Task to complete | Using the listing below, select the lines with the word "protocolos" and copy them.
-- Start Records supplied --
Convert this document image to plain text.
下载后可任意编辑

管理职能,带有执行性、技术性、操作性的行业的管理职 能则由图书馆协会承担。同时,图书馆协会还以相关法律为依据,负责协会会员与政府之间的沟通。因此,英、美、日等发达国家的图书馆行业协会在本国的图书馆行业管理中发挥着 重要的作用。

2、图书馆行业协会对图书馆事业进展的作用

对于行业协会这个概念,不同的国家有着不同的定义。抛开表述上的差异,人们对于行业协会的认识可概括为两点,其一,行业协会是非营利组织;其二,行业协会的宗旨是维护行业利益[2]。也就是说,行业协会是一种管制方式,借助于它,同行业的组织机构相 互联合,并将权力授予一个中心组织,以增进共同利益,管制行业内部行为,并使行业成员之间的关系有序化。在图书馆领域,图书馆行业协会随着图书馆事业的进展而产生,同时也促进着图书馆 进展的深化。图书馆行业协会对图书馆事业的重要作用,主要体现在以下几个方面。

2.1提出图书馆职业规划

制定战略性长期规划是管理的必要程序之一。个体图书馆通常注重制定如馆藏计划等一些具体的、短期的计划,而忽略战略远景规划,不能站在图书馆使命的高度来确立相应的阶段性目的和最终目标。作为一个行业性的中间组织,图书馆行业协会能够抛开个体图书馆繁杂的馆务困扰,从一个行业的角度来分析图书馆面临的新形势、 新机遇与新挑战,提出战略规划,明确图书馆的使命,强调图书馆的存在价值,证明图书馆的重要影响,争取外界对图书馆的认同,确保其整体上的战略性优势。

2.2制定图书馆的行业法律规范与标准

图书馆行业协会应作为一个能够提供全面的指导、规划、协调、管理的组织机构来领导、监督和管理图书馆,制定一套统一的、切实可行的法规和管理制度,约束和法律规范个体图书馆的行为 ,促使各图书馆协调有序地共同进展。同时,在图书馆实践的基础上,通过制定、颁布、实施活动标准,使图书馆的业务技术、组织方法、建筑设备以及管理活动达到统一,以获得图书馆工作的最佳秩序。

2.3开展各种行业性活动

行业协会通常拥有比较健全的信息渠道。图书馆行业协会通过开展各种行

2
-- End Records supplied --
-- Start Records supplied --
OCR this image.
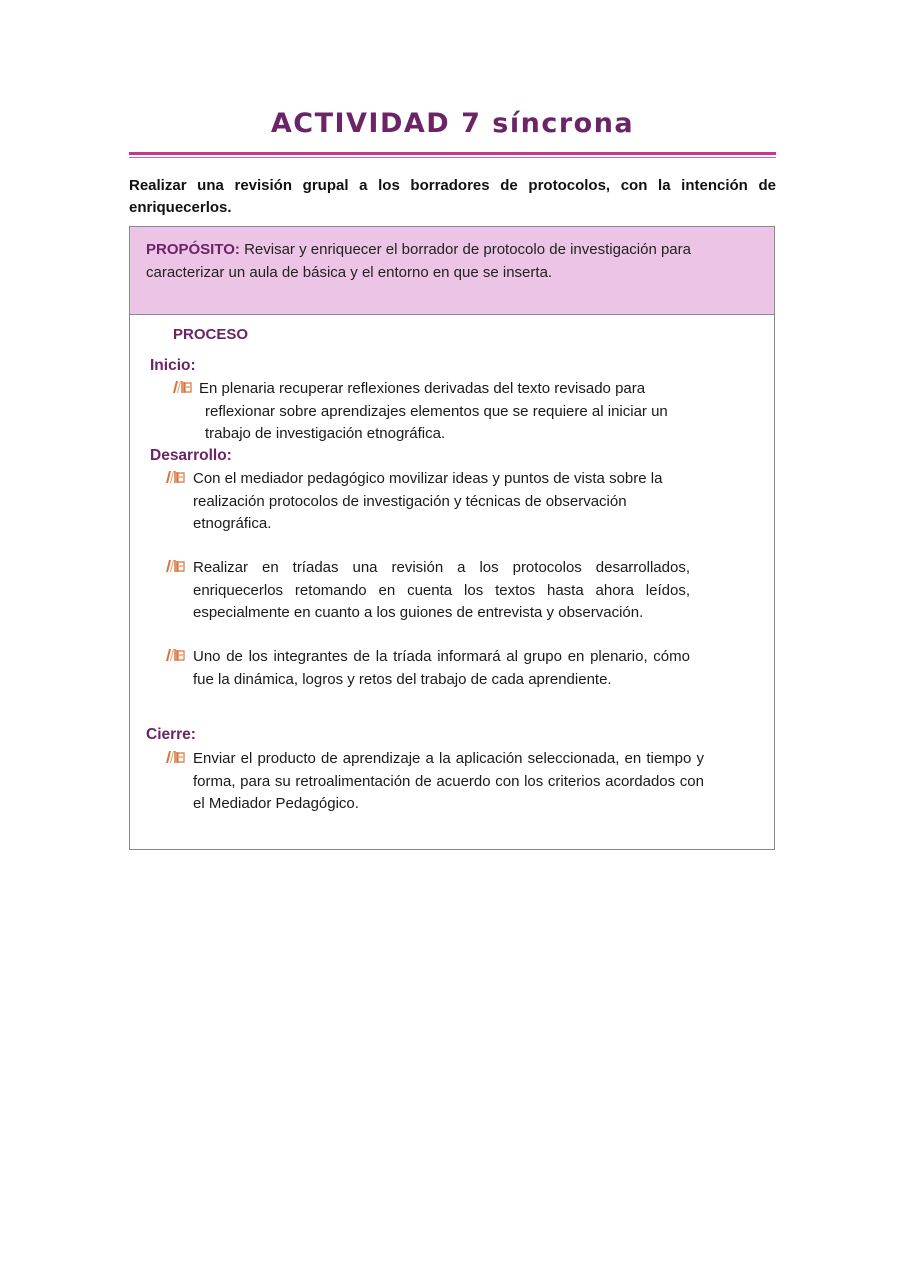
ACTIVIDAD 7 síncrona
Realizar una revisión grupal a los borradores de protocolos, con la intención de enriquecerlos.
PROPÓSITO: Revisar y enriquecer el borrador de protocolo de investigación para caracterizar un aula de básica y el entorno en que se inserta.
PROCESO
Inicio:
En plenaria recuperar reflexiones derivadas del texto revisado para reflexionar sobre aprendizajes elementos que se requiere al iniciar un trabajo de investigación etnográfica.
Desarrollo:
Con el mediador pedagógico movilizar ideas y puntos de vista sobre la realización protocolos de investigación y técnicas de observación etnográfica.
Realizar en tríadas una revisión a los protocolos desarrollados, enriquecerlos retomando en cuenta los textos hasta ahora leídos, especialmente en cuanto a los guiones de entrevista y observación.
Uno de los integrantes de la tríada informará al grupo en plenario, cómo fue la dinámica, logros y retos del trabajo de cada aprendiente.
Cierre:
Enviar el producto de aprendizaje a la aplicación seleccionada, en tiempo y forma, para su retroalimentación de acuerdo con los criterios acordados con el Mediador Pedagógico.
-- End Records supplied --
Expected output |
Realizar una revisión grupal a los borradores de protocolos, con la intención de enriquecerlos.
Con el mediador pedagógico movilizar ideas y puntos de vista sobre la realización protocolos de investigación y técnicas de observación etnográfica.
Realizar en tríadas una revisión a los protocolos desarrollados, enriquecerlos retomando en cuenta los textos hasta ahora leídos, especialmente en cuanto a los guiones de entrevista y observación.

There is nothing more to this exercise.